### Records shown
★ ★ ★

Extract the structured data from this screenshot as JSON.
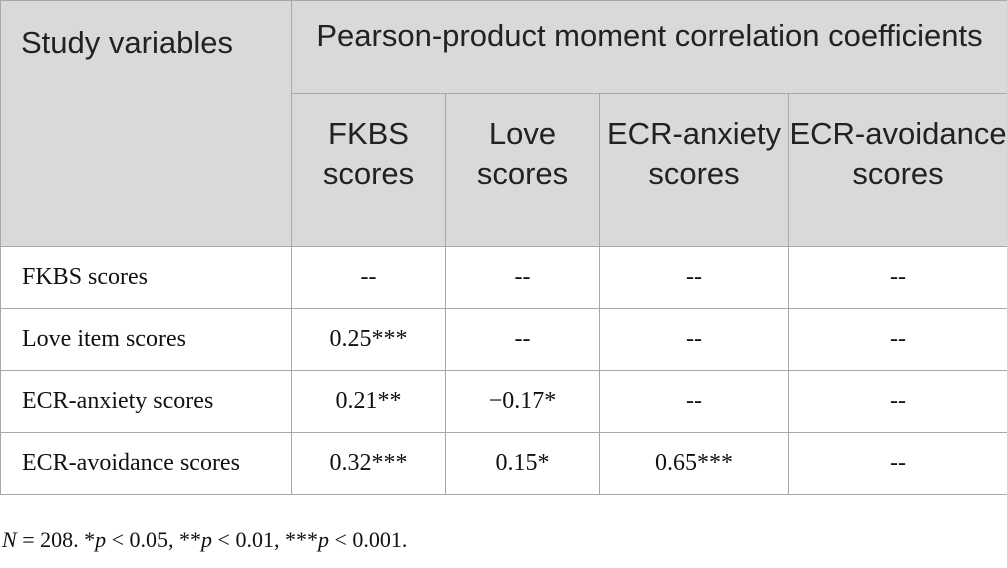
{
  "table": {
    "stub_header": "Study variables",
    "group_header": "Pearson-product moment correlation coefficients",
    "columns": [
      "FKBS scores",
      "Love scores",
      "ECR-anxiety scores",
      "ECR-avoidance scores"
    ],
    "rows": [
      {
        "label": "FKBS scores",
        "cells": [
          "--",
          "--",
          "--",
          "--"
        ]
      },
      {
        "label": "Love item scores",
        "cells": [
          "0.25***",
          "--",
          "--",
          "--"
        ]
      },
      {
        "label": "ECR-anxiety scores",
        "cells": [
          "0.21**",
          "−0.17*",
          "--",
          "--"
        ]
      },
      {
        "label": "ECR-avoidance scores",
        "cells": [
          "0.32***",
          "0.15*",
          "0.65***",
          "--"
        ]
      }
    ]
  },
  "footnote": {
    "n_symbol": "N",
    "n_value": " = 208. *",
    "p1": "p",
    "t1": " < 0.05, **",
    "p2": "p",
    "t2": " < 0.01, ***",
    "p3": "p",
    "t3": " < 0.001."
  }
}
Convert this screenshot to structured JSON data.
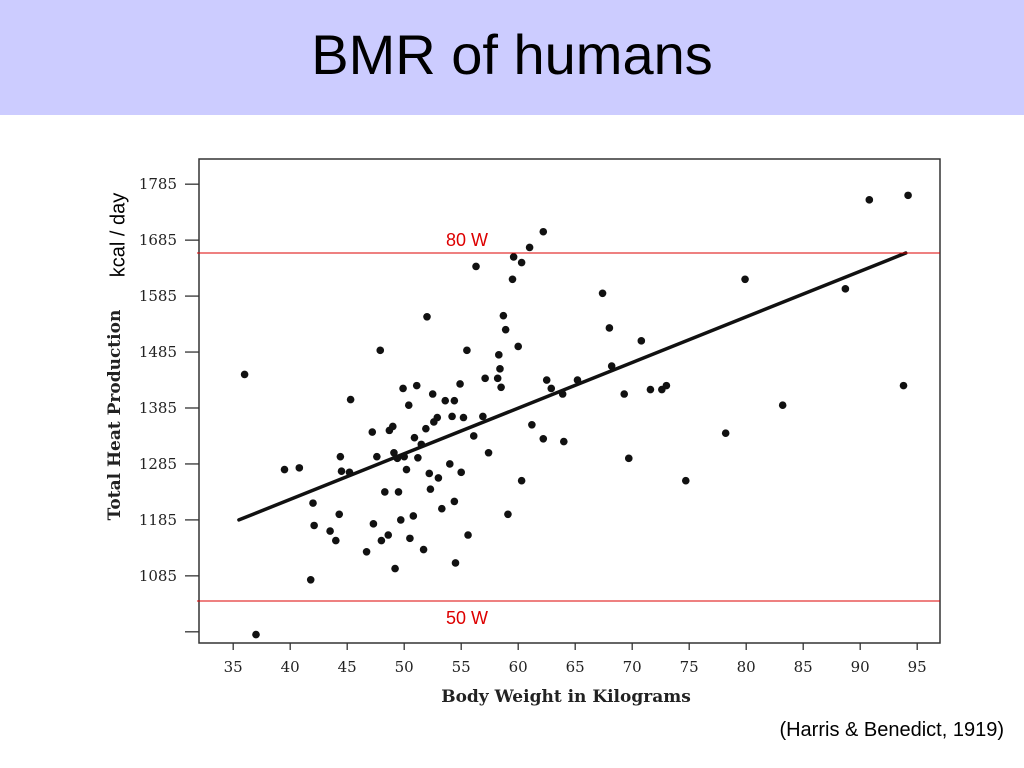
{
  "slide": {
    "title": "BMR of humans",
    "unit_label": "kcal / day",
    "citation": "(Harris & Benedict, 1919)"
  },
  "colors": {
    "title_band": "#ccccff",
    "reference_line": "#dd0000",
    "points": "#111111"
  },
  "chart_data": {
    "type": "scatter",
    "xlabel": "Body Weight in Kilograms",
    "ylabel": "Total Heat Production",
    "xlim": [
      32,
      97
    ],
    "ylim": [
      965,
      1830
    ],
    "x_ticks": [
      35,
      40,
      45,
      50,
      55,
      60,
      65,
      70,
      75,
      80,
      85,
      90,
      95
    ],
    "y_ticks": [
      985,
      1085,
      1185,
      1285,
      1385,
      1485,
      1585,
      1685,
      1785
    ],
    "y_tick_labels": [
      "",
      "1085",
      "1185",
      "1285",
      "1385",
      "1485",
      "1585",
      "1685",
      "1785"
    ],
    "grid": false,
    "series": [
      {
        "points": [
          [
            36,
            1445
          ],
          [
            37,
            980
          ],
          [
            39.5,
            1275
          ],
          [
            40.8,
            1278
          ],
          [
            41.8,
            1078
          ],
          [
            42,
            1215
          ],
          [
            42.1,
            1175
          ],
          [
            43.5,
            1165
          ],
          [
            44,
            1148
          ],
          [
            44.3,
            1195
          ],
          [
            44.4,
            1298
          ],
          [
            44.5,
            1272
          ],
          [
            45.2,
            1270
          ],
          [
            45.3,
            1400
          ],
          [
            46.7,
            1128
          ],
          [
            47.2,
            1342
          ],
          [
            47.3,
            1178
          ],
          [
            47.6,
            1298
          ],
          [
            47.9,
            1488
          ],
          [
            48,
            1148
          ],
          [
            48.3,
            1235
          ],
          [
            48.6,
            1158
          ],
          [
            48.7,
            1345
          ],
          [
            49,
            1352
          ],
          [
            49.1,
            1305
          ],
          [
            49.2,
            1098
          ],
          [
            49.4,
            1295
          ],
          [
            49.5,
            1235
          ],
          [
            49.7,
            1185
          ],
          [
            49.9,
            1420
          ],
          [
            50,
            1298
          ],
          [
            50.2,
            1275
          ],
          [
            50.4,
            1390
          ],
          [
            50.5,
            1152
          ],
          [
            50.8,
            1192
          ],
          [
            50.9,
            1332
          ],
          [
            51.1,
            1425
          ],
          [
            51.2,
            1296
          ],
          [
            51.5,
            1320
          ],
          [
            51.7,
            1132
          ],
          [
            51.9,
            1348
          ],
          [
            52,
            1548
          ],
          [
            52.2,
            1268
          ],
          [
            52.3,
            1240
          ],
          [
            52.5,
            1410
          ],
          [
            52.6,
            1360
          ],
          [
            52.9,
            1368
          ],
          [
            53,
            1260
          ],
          [
            53.3,
            1205
          ],
          [
            53.6,
            1398
          ],
          [
            54,
            1285
          ],
          [
            54.2,
            1370
          ],
          [
            54.4,
            1398
          ],
          [
            54.4,
            1218
          ],
          [
            54.5,
            1108
          ],
          [
            54.9,
            1428
          ],
          [
            55,
            1270
          ],
          [
            55.2,
            1368
          ],
          [
            55.5,
            1488
          ],
          [
            55.6,
            1158
          ],
          [
            56.1,
            1335
          ],
          [
            56.3,
            1638
          ],
          [
            56.9,
            1370
          ],
          [
            57.1,
            1438
          ],
          [
            57.4,
            1305
          ],
          [
            58.2,
            1438
          ],
          [
            58.3,
            1480
          ],
          [
            58.4,
            1455
          ],
          [
            58.5,
            1422
          ],
          [
            58.7,
            1550
          ],
          [
            58.9,
            1525
          ],
          [
            59.1,
            1195
          ],
          [
            59.5,
            1615
          ],
          [
            59.6,
            1655
          ],
          [
            60,
            1495
          ],
          [
            60.3,
            1645
          ],
          [
            60.3,
            1255
          ],
          [
            61,
            1672
          ],
          [
            61.2,
            1355
          ],
          [
            62.2,
            1700
          ],
          [
            62.2,
            1330
          ],
          [
            62.5,
            1435
          ],
          [
            62.9,
            1420
          ],
          [
            63.9,
            1410
          ],
          [
            64,
            1325
          ],
          [
            65.2,
            1435
          ],
          [
            67.4,
            1590
          ],
          [
            68,
            1528
          ],
          [
            68.2,
            1460
          ],
          [
            69.3,
            1410
          ],
          [
            69.7,
            1295
          ],
          [
            70.8,
            1505
          ],
          [
            71.6,
            1418
          ],
          [
            72.6,
            1418
          ],
          [
            73,
            1425
          ],
          [
            74.7,
            1255
          ],
          [
            78.2,
            1340
          ],
          [
            79.9,
            1615
          ],
          [
            83.2,
            1390
          ],
          [
            88.7,
            1598
          ],
          [
            90.8,
            1757
          ],
          [
            93.8,
            1425
          ],
          [
            94.2,
            1765
          ]
        ]
      }
    ],
    "fit_line": {
      "x": [
        35.5,
        94
      ],
      "y": [
        1185,
        1662
      ]
    },
    "reference_lines": [
      {
        "label": "80 W",
        "y": 1662
      },
      {
        "label": "50 W",
        "y": 1040
      }
    ]
  }
}
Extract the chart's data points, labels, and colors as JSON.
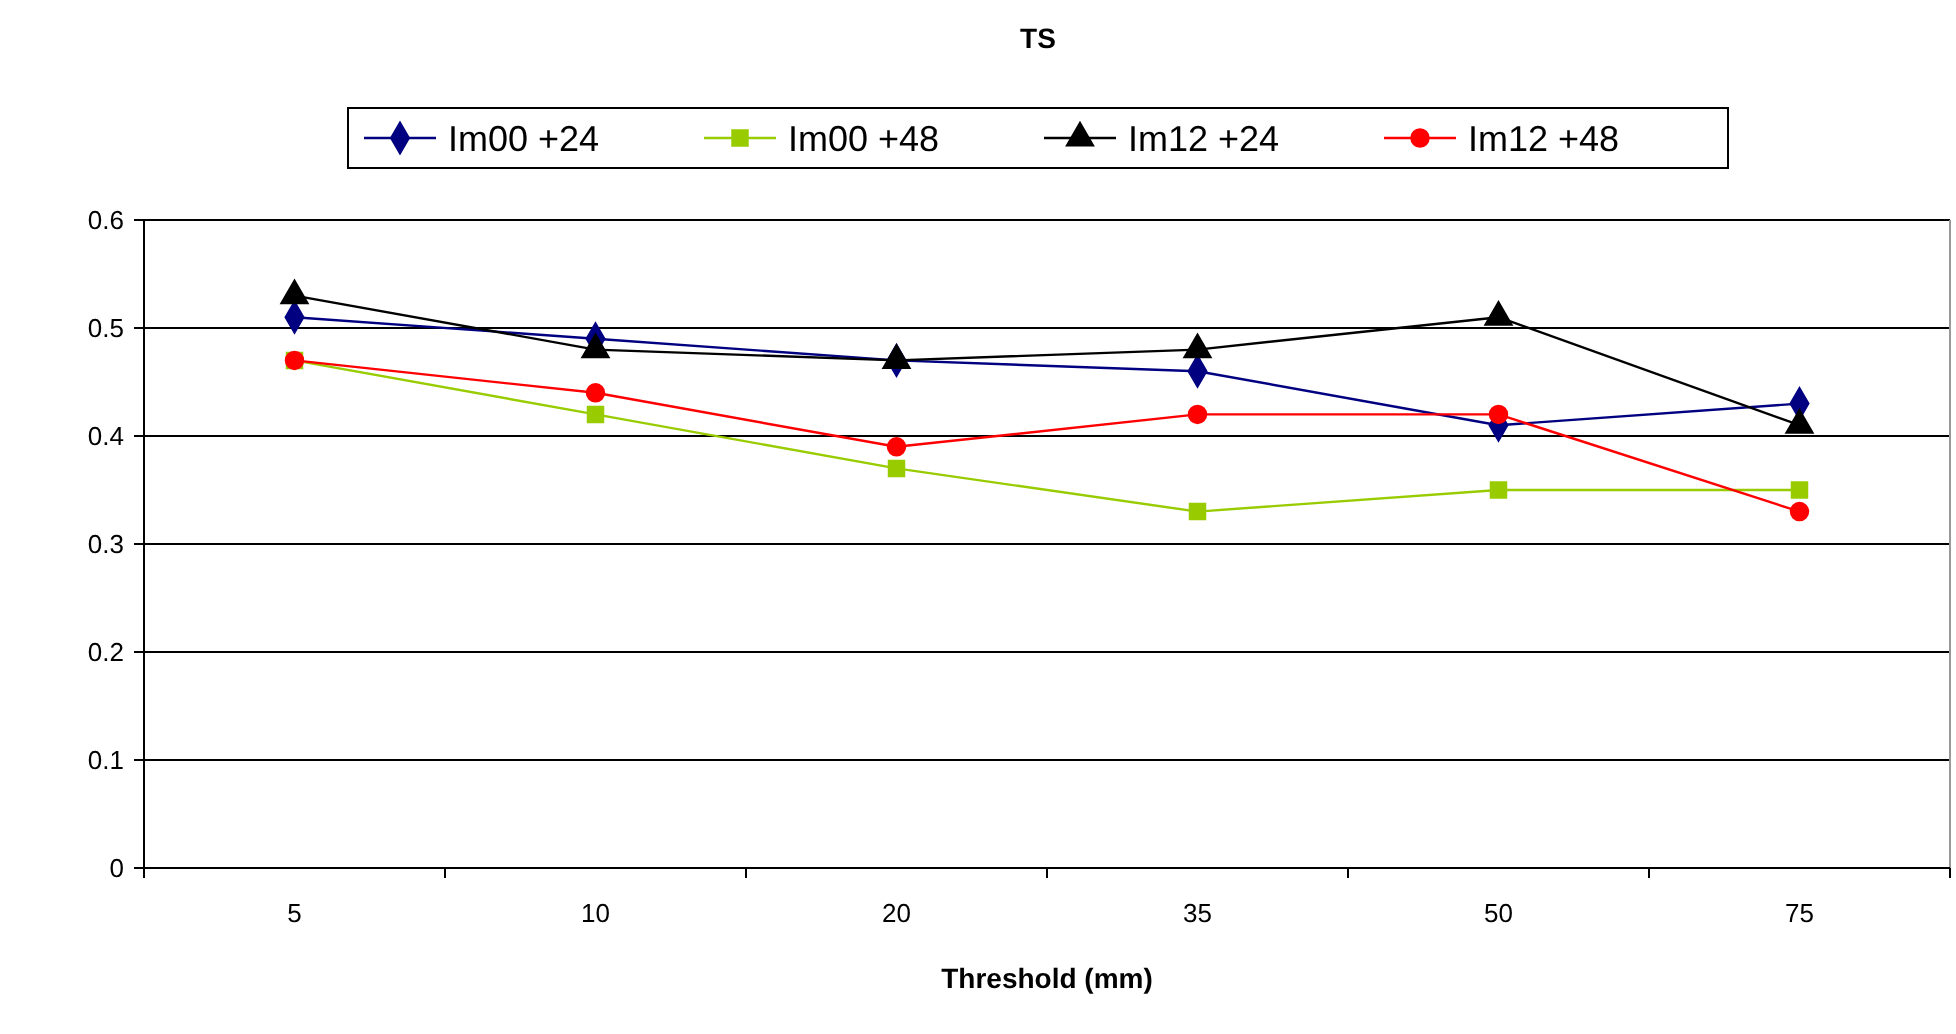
{
  "chart_data": {
    "type": "line",
    "title": "TS",
    "xlabel": "Threshold (mm)",
    "categories": [
      "5",
      "10",
      "20",
      "35",
      "50",
      "75"
    ],
    "series": [
      {
        "name": "Im00 +24",
        "color": "#000080",
        "marker": "diamond",
        "values": [
          0.51,
          0.49,
          0.47,
          0.46,
          0.41,
          0.43
        ]
      },
      {
        "name": "Im00 +48",
        "color": "#99cc00",
        "marker": "square",
        "values": [
          0.47,
          0.42,
          0.37,
          0.33,
          0.35,
          0.35
        ]
      },
      {
        "name": "Im12 +24",
        "color": "#000000",
        "marker": "triangle",
        "values": [
          0.53,
          0.48,
          0.47,
          0.48,
          0.51,
          0.41
        ]
      },
      {
        "name": "Im12 +48",
        "color": "#ff0000",
        "marker": "circle",
        "values": [
          0.47,
          0.44,
          0.39,
          0.42,
          0.42,
          0.33
        ]
      }
    ],
    "ylim": [
      0,
      0.6
    ],
    "yticks": [
      0,
      0.1,
      0.2,
      0.3,
      0.4,
      0.5,
      0.6
    ],
    "grid": "y",
    "legend": "top"
  }
}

★ ★ ★

### Aim of the exercise
Output the material word for word, omitting its pictures.

### Result
Extract the structured data from this screenshot as JSON.
{
  "table": {
    "stub_header": "Study variables",
    "group_header": "Pearson-product moment correlation coefficients",
    "columns": [
      "FKBS scores",
      "Love scores",
      "ECR-anxiety scores",
      "ECR-avoidance scores"
    ],
    "rows": [
      {
        "label": "FKBS scores",
        "cells": [
          "--",
          "--",
          "--",
          "--"
        ]
      },
      {
        "label": "Love item scores",
        "cells": [
          "0.25***",
          "--",
          "--",
          "--"
        ]
      },
      {
        "label": "ECR-anxiety scores",
        "cells": [
          "0.21**",
          "−0.17*",
          "--",
          "--"
        ]
      },
      {
        "label": "ECR-avoidance scores",
        "cells": [
          "0.32***",
          "0.15*",
          "0.65***",
          "--"
        ]
      }
    ]
  },
  "footnote": {
    "n_symbol": "N",
    "n_value": " = 208. *",
    "p1": "p",
    "t1": " < 0.05, **",
    "p2": "p",
    "t2": " < 0.01, ***",
    "p3": "p",
    "t3": " < 0.001."
  }
}
Convert this screenshot to structured JSON data.
{
  "slide": {
    "title": "BMR of humans",
    "unit_label": "kcal / day",
    "citation": "(Harris & Benedict, 1919)"
  },
  "colors": {
    "title_band": "#ccccff",
    "reference_line": "#dd0000",
    "points": "#111111"
  },
  "chart_data": {
    "type": "scatter",
    "xlabel": "Body Weight in Kilograms",
    "ylabel": "Total Heat Production",
    "xlim": [
      32,
      97
    ],
    "ylim": [
      965,
      1830
    ],
    "x_ticks": [
      35,
      40,
      45,
      50,
      55,
      60,
      65,
      70,
      75,
      80,
      85,
      90,
      95
    ],
    "y_ticks": [
      985,
      1085,
      1185,
      1285,
      1385,
      1485,
      1585,
      1685,
      1785
    ],
    "y_tick_labels": [
      "",
      "1085",
      "1185",
      "1285",
      "1385",
      "1485",
      "1585",
      "1685",
      "1785"
    ],
    "grid": false,
    "series": [
      {
        "points": [
          [
            36,
            1445
          ],
          [
            37,
            980
          ],
          [
            39.5,
            1275
          ],
          [
            40.8,
            1278
          ],
          [
            41.8,
            1078
          ],
          [
            42,
            1215
          ],
          [
            42.1,
            1175
          ],
          [
            43.5,
            1165
          ],
          [
            44,
            1148
          ],
          [
            44.3,
            1195
          ],
          [
            44.4,
            1298
          ],
          [
            44.5,
            1272
          ],
          [
            45.2,
            1270
          ],
          [
            45.3,
            1400
          ],
          [
            46.7,
            1128
          ],
          [
            47.2,
            1342
          ],
          [
            47.3,
            1178
          ],
          [
            47.6,
            1298
          ],
          [
            47.9,
            1488
          ],
          [
            48,
            1148
          ],
          [
            48.3,
            1235
          ],
          [
            48.6,
            1158
          ],
          [
            48.7,
            1345
          ],
          [
            49,
            1352
          ],
          [
            49.1,
            1305
          ],
          [
            49.2,
            1098
          ],
          [
            49.4,
            1295
          ],
          [
            49.5,
            1235
          ],
          [
            49.7,
            1185
          ],
          [
            49.9,
            1420
          ],
          [
            50,
            1298
          ],
          [
            50.2,
            1275
          ],
          [
            50.4,
            1390
          ],
          [
            50.5,
            1152
          ],
          [
            50.8,
            1192
          ],
          [
            50.9,
            1332
          ],
          [
            51.1,
            1425
          ],
          [
            51.2,
            1296
          ],
          [
            51.5,
            1320
          ],
          [
            51.7,
            1132
          ],
          [
            51.9,
            1348
          ],
          [
            52,
            1548
          ],
          [
            52.2,
            1268
          ],
          [
            52.3,
            1240
          ],
          [
            52.5,
            1410
          ],
          [
            52.6,
            1360
          ],
          [
            52.9,
            1368
          ],
          [
            53,
            1260
          ],
          [
            53.3,
            1205
          ],
          [
            53.6,
            1398
          ],
          [
            54,
            1285
          ],
          [
            54.2,
            1370
          ],
          [
            54.4,
            1398
          ],
          [
            54.4,
            1218
          ],
          [
            54.5,
            1108
          ],
          [
            54.9,
            1428
          ],
          [
            55,
            1270
          ],
          [
            55.2,
            1368
          ],
          [
            55.5,
            1488
          ],
          [
            55.6,
            1158
          ],
          [
            56.1,
            1335
          ],
          [
            56.3,
            1638
          ],
          [
            56.9,
            1370
          ],
          [
            57.1,
            1438
          ],
          [
            57.4,
            1305
          ],
          [
            58.2,
            1438
          ],
          [
            58.3,
            1480
          ],
          [
            58.4,
            1455
          ],
          [
            58.5,
            1422
          ],
          [
            58.7,
            1550
          ],
          [
            58.9,
            1525
          ],
          [
            59.1,
            1195
          ],
          [
            59.5,
            1615
          ],
          [
            59.6,
            1655
          ],
          [
            60,
            1495
          ],
          [
            60.3,
            1645
          ],
          [
            60.3,
            1255
          ],
          [
            61,
            1672
          ],
          [
            61.2,
            1355
          ],
          [
            62.2,
            1700
          ],
          [
            62.2,
            1330
          ],
          [
            62.5,
            1435
          ],
          [
            62.9,
            1420
          ],
          [
            63.9,
            1410
          ],
          [
            64,
            1325
          ],
          [
            65.2,
            1435
          ],
          [
            67.4,
            1590
          ],
          [
            68,
            1528
          ],
          [
            68.2,
            1460
          ],
          [
            69.3,
            1410
          ],
          [
            69.7,
            1295
          ],
          [
            70.8,
            1505
          ],
          [
            71.6,
            1418
          ],
          [
            72.6,
            1418
          ],
          [
            73,
            1425
          ],
          [
            74.7,
            1255
          ],
          [
            78.2,
            1340
          ],
          [
            79.9,
            1615
          ],
          [
            83.2,
            1390
          ],
          [
            88.7,
            1598
          ],
          [
            90.8,
            1757
          ],
          [
            93.8,
            1425
          ],
          [
            94.2,
            1765
          ]
        ]
      }
    ],
    "fit_line": {
      "x": [
        35.5,
        94
      ],
      "y": [
        1185,
        1662
      ]
    },
    "reference_lines": [
      {
        "label": "80 W",
        "y": 1662
      },
      {
        "label": "50 W",
        "y": 1040
      }
    ]
  }
}
Extract the chart's data points, labels, and colors as JSON.
{
  "chart_data": {
    "type": "line",
    "title": "TS",
    "xlabel": "Threshold (mm)",
    "categories": [
      "5",
      "10",
      "20",
      "35",
      "50",
      "75"
    ],
    "series": [
      {
        "name": "Im00 +24",
        "color": "#000080",
        "marker": "diamond",
        "values": [
          0.51,
          0.49,
          0.47,
          0.46,
          0.41,
          0.43
        ]
      },
      {
        "name": "Im00 +48",
        "color": "#99cc00",
        "marker": "square",
        "values": [
          0.47,
          0.42,
          0.37,
          0.33,
          0.35,
          0.35
        ]
      },
      {
        "name": "Im12 +24",
        "color": "#000000",
        "marker": "triangle",
        "values": [
          0.53,
          0.48,
          0.47,
          0.48,
          0.51,
          0.41
        ]
      },
      {
        "name": "Im12 +48",
        "color": "#ff0000",
        "marker": "circle",
        "values": [
          0.47,
          0.44,
          0.39,
          0.42,
          0.42,
          0.33
        ]
      }
    ],
    "ylim": [
      0,
      0.6
    ],
    "yticks": [
      0,
      0.1,
      0.2,
      0.3,
      0.4,
      0.5,
      0.6
    ],
    "grid": "y",
    "legend": "top"
  }
}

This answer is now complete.